Given instruction: Reproduce the listing below verbatim.

Supplied records:
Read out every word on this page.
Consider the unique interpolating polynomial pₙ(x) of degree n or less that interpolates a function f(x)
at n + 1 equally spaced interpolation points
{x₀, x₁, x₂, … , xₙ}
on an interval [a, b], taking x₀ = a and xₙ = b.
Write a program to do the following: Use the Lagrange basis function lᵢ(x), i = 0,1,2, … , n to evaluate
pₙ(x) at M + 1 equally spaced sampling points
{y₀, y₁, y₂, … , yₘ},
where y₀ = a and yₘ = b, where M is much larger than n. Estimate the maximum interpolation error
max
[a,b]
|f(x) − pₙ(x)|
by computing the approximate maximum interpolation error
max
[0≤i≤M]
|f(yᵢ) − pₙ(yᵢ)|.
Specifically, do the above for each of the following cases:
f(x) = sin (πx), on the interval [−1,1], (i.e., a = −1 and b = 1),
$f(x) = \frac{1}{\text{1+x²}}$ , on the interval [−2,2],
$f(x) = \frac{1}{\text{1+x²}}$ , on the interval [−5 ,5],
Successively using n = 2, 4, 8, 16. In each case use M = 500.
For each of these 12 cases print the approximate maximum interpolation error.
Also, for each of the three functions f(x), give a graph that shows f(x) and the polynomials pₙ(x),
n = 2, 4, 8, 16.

Correct result:
Read out every word on this page.
Consider the unique interpolating polynomial pₙ(x) of degree n or less that interpolates a function f(x)
at n + 1 equally spaced interpolation points
{x₀, x₁, x₂, … , xₙ}
on an interval [a, b], taking x₀ = a and xₙ = b.
Write a program to do the following: Use the Lagrange basis function lᵢ(x), i = 0,1,2, … , n to evaluate
pₙ(x) at M + 1 equally spaced sampling points
{y₀, y₁, y₂, … , yₘ},
where y₀ = a and yₘ = b, where M is much larger than n. Estimate the maximum interpolation error
max
[a,b]
|f(x) − pₙ(x)|
by computing the approximate maximum interpolation error
max
[0≤i≤M]
|f(yᵢ) − pₙ(yᵢ)|.
Specifically, do the above for each of the following cases:
f(x) = sin (πx), on the interval [−1,1], (i.e., a = −1 and b = 1),
$f(x) = \frac{1}{\text{1+x²}}$ , on the interval [−2,2],
$f(x) = \frac{1}{\text{1+x²}}$ , on the interval [−5 ,5],
Successively using n = 2, 4, 8, 16. In each case use M = 500.
For each of these 12 cases print the approximate maximum interpolation error.
Also, for each of the three functions f(x), give a graph that shows f(x) and the polynomials pₙ(x),
n = 2, 4, 8, 16.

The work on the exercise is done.